> **To be done**
From the listing below, copy every line with the word "this".

> **Recorded data**

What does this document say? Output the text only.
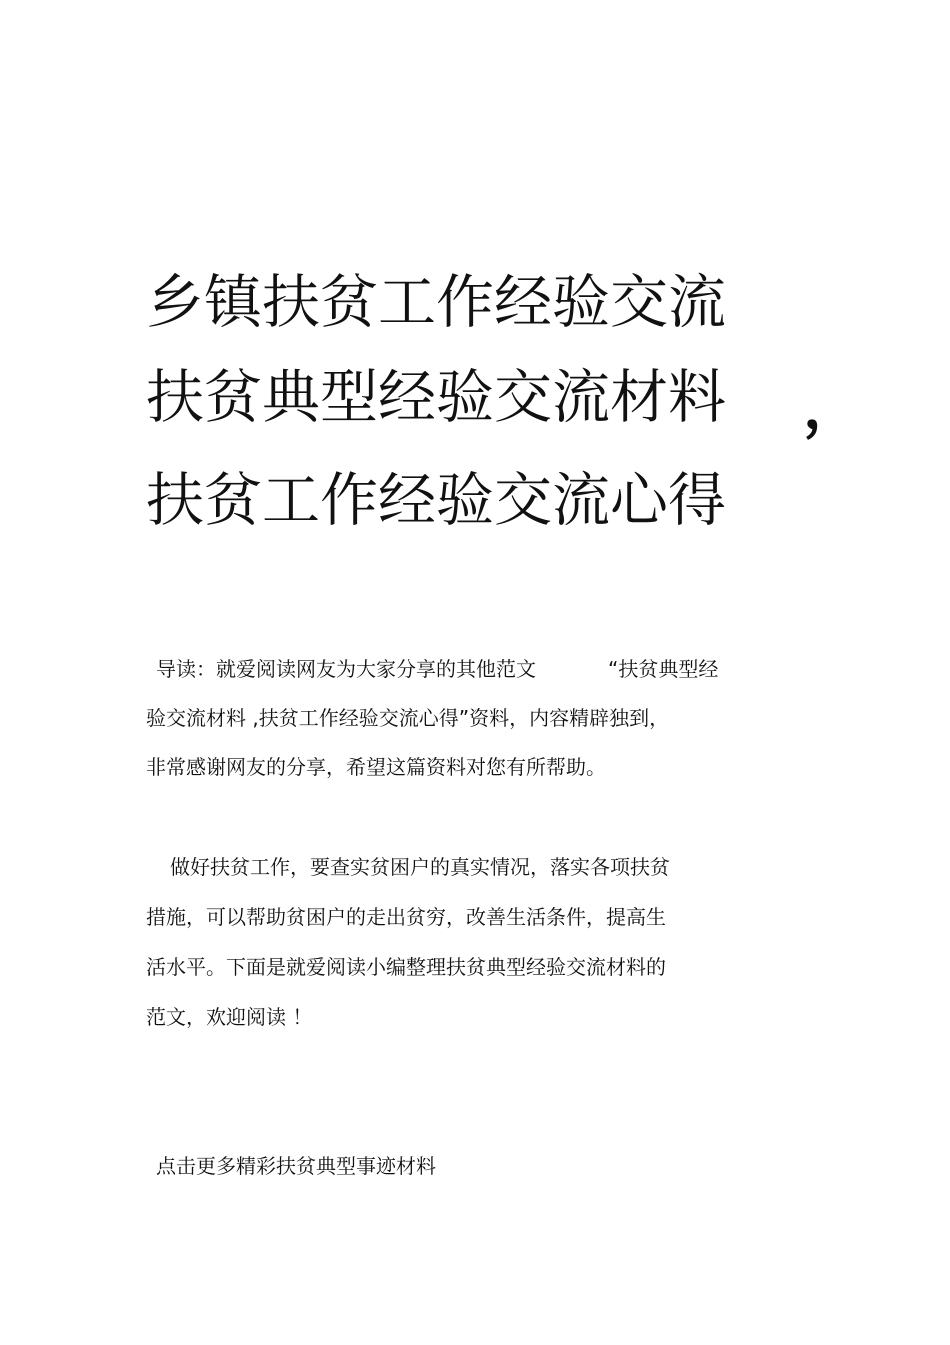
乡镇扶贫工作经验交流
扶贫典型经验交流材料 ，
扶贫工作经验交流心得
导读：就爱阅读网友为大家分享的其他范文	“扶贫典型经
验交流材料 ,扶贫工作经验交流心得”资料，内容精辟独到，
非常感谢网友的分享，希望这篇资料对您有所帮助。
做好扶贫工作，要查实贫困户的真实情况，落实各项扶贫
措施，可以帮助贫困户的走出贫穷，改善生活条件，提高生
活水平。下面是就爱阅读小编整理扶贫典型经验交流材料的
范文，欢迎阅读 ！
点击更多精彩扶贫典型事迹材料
--
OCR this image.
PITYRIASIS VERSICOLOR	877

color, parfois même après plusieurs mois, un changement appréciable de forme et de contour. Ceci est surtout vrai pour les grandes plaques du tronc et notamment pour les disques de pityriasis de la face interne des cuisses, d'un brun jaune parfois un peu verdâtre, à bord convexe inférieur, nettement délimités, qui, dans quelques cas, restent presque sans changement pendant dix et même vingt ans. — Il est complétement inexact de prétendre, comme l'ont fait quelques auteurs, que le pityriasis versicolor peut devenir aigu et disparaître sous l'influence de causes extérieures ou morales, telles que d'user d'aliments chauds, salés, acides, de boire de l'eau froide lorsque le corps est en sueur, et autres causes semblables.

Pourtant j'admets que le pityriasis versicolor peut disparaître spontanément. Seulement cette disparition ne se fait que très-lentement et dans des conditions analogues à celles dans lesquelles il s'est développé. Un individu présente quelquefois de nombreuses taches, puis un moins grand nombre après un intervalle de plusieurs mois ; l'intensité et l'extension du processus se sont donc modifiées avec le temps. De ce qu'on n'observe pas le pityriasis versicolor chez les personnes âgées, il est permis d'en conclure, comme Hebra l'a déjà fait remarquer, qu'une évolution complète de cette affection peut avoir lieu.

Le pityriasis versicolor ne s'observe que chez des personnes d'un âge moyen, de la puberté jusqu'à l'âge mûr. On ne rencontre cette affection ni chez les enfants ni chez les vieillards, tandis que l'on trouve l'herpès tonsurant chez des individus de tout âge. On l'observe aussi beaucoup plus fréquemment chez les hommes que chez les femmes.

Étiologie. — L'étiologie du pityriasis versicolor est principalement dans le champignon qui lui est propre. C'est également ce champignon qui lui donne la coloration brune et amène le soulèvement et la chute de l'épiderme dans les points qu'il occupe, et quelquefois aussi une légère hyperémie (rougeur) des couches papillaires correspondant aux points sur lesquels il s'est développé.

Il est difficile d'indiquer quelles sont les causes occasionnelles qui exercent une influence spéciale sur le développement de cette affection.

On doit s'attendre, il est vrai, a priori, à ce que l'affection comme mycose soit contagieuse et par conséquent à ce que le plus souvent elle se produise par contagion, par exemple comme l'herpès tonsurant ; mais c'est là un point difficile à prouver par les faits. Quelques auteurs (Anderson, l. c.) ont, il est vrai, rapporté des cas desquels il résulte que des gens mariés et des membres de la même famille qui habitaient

> **Final answer**
What does this document say? Output the text only.
OCR this image.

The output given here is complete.